Begin EXERCISE MATERIALS
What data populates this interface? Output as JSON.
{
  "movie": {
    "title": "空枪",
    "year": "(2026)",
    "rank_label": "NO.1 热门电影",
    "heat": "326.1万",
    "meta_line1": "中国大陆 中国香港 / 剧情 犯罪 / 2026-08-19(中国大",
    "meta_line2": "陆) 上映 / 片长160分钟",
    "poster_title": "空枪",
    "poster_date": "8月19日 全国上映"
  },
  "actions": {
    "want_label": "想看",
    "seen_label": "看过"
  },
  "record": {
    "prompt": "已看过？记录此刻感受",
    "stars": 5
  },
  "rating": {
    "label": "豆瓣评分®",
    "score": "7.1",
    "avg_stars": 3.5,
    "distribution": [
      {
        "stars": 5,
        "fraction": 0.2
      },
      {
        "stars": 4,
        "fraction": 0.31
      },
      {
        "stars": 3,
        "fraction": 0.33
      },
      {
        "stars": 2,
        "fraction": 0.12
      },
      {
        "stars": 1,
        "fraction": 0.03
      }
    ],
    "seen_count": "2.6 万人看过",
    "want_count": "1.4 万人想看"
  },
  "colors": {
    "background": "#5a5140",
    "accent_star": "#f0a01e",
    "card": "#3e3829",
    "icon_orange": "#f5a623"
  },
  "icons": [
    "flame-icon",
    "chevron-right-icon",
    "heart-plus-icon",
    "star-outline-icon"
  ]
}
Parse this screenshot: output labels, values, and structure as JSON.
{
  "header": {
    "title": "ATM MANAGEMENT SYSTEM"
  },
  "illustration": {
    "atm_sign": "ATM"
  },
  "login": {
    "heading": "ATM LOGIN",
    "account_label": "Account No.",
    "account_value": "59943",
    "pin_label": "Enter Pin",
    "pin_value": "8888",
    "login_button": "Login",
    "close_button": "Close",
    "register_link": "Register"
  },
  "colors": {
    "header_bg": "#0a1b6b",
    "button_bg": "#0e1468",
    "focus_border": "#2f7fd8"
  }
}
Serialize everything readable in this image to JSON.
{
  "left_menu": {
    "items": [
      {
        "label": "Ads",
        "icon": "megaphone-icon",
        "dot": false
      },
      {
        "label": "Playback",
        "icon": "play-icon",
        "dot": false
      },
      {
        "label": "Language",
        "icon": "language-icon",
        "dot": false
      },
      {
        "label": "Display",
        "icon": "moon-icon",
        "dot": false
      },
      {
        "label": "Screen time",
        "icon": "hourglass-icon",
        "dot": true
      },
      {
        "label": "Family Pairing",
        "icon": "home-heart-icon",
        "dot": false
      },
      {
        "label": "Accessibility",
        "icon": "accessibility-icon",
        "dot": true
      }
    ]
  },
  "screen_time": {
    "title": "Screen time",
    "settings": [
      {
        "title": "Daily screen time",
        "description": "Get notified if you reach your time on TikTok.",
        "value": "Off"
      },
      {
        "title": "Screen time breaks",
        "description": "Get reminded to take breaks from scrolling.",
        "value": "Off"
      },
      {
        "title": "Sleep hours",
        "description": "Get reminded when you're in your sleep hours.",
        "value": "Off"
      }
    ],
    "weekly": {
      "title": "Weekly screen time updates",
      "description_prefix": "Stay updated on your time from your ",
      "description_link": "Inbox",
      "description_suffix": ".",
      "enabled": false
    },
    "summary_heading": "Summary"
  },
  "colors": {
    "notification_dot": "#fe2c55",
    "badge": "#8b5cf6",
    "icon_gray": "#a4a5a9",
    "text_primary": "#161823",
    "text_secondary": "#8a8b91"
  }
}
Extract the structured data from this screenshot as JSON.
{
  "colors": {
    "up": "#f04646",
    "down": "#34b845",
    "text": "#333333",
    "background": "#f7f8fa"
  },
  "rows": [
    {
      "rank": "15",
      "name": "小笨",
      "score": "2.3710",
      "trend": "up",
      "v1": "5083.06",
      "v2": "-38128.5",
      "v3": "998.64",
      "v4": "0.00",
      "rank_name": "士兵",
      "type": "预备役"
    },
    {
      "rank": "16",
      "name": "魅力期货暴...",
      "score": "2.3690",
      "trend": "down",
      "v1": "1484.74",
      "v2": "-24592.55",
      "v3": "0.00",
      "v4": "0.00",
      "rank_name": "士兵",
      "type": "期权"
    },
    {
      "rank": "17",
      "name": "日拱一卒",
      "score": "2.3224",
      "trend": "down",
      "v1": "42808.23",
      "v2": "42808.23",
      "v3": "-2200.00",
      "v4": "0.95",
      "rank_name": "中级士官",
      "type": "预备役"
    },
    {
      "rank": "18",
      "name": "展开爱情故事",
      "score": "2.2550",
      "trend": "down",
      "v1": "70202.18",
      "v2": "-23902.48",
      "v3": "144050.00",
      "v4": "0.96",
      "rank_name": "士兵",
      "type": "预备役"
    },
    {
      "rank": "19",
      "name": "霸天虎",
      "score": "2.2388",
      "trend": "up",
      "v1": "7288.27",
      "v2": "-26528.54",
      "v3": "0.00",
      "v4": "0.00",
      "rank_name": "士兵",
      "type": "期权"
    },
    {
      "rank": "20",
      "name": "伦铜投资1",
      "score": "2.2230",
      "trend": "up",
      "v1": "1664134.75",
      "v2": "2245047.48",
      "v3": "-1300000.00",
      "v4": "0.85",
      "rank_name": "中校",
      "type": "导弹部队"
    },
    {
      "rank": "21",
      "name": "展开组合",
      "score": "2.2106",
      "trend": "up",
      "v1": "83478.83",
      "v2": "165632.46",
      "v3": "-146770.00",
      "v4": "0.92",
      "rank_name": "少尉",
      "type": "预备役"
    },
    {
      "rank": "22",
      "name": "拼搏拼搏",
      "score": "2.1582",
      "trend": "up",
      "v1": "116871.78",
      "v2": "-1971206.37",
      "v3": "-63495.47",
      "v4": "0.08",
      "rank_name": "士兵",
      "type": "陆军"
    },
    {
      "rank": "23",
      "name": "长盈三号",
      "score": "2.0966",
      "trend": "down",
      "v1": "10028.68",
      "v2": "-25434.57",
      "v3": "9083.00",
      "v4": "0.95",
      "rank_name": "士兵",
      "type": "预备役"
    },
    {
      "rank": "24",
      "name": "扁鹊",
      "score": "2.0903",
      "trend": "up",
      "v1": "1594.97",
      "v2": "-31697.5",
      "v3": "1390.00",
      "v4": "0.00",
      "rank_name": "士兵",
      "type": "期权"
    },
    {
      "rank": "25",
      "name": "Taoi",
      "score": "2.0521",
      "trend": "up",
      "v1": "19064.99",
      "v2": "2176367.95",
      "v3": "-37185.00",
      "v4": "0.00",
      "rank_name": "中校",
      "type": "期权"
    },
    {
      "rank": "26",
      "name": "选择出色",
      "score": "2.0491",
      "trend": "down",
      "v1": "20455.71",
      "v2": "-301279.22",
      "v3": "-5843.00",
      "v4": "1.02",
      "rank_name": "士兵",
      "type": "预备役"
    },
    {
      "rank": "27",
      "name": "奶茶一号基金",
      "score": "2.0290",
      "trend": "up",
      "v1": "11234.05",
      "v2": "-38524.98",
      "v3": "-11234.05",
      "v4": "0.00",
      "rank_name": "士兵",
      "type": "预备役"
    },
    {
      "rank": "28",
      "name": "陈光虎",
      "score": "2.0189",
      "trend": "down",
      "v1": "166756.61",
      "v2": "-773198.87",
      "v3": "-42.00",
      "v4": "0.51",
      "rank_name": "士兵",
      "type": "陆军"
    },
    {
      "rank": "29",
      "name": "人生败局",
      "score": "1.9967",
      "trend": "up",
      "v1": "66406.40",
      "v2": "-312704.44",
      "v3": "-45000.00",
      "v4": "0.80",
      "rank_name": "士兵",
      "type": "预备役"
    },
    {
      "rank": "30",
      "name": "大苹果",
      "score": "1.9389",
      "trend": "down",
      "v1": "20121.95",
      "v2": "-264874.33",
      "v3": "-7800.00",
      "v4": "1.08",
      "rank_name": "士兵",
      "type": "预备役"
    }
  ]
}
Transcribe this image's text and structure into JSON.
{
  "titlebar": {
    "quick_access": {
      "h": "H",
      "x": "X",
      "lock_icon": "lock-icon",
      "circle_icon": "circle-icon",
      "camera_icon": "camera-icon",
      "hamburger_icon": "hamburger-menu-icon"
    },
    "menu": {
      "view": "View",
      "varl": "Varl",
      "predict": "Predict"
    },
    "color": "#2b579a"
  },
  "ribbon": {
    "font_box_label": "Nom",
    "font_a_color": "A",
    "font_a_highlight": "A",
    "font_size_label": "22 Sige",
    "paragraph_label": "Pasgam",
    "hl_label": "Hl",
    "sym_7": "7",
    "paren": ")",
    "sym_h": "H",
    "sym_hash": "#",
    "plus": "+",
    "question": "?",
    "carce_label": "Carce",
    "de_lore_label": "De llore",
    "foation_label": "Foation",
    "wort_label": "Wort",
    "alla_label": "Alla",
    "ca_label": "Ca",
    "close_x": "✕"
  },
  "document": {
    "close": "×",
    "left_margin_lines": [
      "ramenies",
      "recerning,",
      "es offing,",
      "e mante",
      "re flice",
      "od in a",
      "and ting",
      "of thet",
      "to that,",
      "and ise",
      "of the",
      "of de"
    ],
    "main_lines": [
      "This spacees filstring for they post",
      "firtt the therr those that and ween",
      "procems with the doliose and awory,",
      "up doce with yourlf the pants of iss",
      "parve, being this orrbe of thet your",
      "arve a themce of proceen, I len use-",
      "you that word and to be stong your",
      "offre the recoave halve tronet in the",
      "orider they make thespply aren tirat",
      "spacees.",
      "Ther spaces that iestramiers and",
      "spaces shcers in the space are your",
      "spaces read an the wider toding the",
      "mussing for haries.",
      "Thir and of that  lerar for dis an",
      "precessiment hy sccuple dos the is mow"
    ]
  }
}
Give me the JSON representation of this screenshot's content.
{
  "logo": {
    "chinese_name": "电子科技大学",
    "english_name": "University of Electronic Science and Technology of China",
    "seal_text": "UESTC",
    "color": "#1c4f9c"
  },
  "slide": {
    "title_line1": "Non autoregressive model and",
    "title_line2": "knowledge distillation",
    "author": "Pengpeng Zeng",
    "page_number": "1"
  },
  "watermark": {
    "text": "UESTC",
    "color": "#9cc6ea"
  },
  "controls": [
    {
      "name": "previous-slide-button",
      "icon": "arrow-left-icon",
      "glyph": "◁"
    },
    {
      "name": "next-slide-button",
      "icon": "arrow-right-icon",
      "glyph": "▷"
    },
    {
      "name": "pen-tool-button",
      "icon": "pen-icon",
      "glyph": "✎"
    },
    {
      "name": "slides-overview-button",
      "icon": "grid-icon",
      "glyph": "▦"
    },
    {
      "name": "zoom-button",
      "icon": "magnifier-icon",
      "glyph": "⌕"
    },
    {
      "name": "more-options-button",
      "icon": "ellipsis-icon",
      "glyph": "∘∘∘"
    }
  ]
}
End EXERCISE MATERIALS
TASK INSTRUCTIONS —
Look through the data above. Each line containing the word "fraction" needs to be copied.

SOLUTION —
        "fraction": 0.2
        "fraction": 0.31
        "fraction": 0.33
        "fraction": 0.12
        "fraction": 0.03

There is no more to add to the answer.